A run of records
-- BEGIN --
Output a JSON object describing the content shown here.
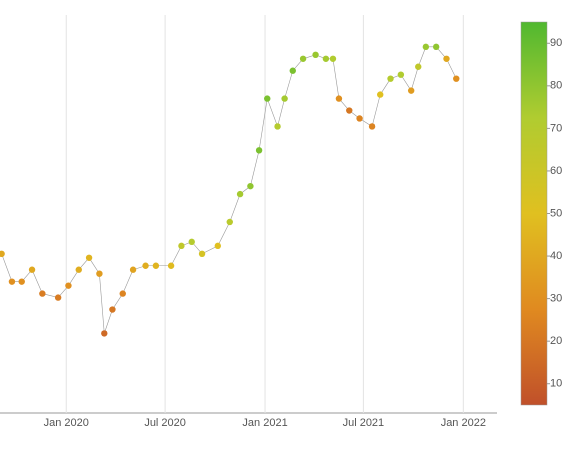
{
  "chart_data": {
    "type": "scatter",
    "x": [
      "2019-09-04",
      "2019-09-23",
      "2019-10-11",
      "2019-10-30",
      "2019-11-18",
      "2019-12-17",
      "2020-01-05",
      "2020-01-24",
      "2020-02-12",
      "2020-03-02",
      "2020-03-11",
      "2020-03-26",
      "2020-04-14",
      "2020-05-03",
      "2020-05-26",
      "2020-06-14",
      "2020-07-12",
      "2020-07-31",
      "2020-08-19",
      "2020-09-07",
      "2020-10-06",
      "2020-10-28",
      "2020-11-16",
      "2020-12-05",
      "2020-12-21",
      "2021-01-05",
      "2021-01-24",
      "2021-02-06",
      "2021-02-21",
      "2021-03-12",
      "2021-04-04",
      "2021-04-23",
      "2021-05-06",
      "2021-05-17",
      "2021-06-05",
      "2021-06-24",
      "2021-07-17",
      "2021-08-01",
      "2021-08-20",
      "2021-09-08",
      "2021-09-27",
      "2021-10-10",
      "2021-10-24",
      "2021-11-12",
      "2021-12-01",
      "2021-12-19"
    ],
    "values": [
      40,
      33,
      33,
      36,
      30,
      29,
      32,
      36,
      39,
      35,
      20,
      26,
      30,
      36,
      37,
      37,
      37,
      42,
      43,
      40,
      42,
      48,
      55,
      57,
      66,
      79,
      72,
      79,
      86,
      89,
      90,
      89,
      89,
      79,
      76,
      74,
      72,
      80,
      84,
      85,
      81,
      87,
      92,
      92,
      89,
      84
    ],
    "color_values": [
      40,
      30,
      30,
      40,
      22,
      22,
      30,
      42,
      45,
      35,
      15,
      20,
      25,
      38,
      42,
      45,
      48,
      65,
      70,
      55,
      50,
      68,
      75,
      80,
      85,
      85,
      70,
      75,
      85,
      78,
      78,
      75,
      72,
      30,
      20,
      25,
      25,
      50,
      70,
      72,
      35,
      65,
      78,
      80,
      40,
      30
    ],
    "xlim": [
      "2019-09-01",
      "2022-03-04"
    ],
    "ylim": [
      0,
      100
    ],
    "xticks": [
      {
        "value": "2020-01-01",
        "label": "Jan 2020"
      },
      {
        "value": "2020-07-01",
        "label": "Jul 2020"
      },
      {
        "value": "2021-01-01",
        "label": "Jan 2021"
      },
      {
        "value": "2021-07-01",
        "label": "Jul 2021"
      },
      {
        "value": "2022-01-01",
        "label": "Jan 2022"
      }
    ],
    "clim": [
      5,
      95
    ],
    "cticks": [
      10,
      20,
      30,
      40,
      50,
      60,
      70,
      80,
      90
    ],
    "colorscale": [
      "#c0502a",
      "#e08a20",
      "#e0c020",
      "#b0cc30",
      "#50b830"
    ],
    "grid": true
  }
}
-- END --
■ **Given exercise**
Gather each line holding the string "label".

■ **Solution to this problem**
        "label": "Jan 2020"
        "label": "Jul 2020"
        "label": "Jan 2021"
        "label": "Jul 2021"
        "label": "Jan 2022"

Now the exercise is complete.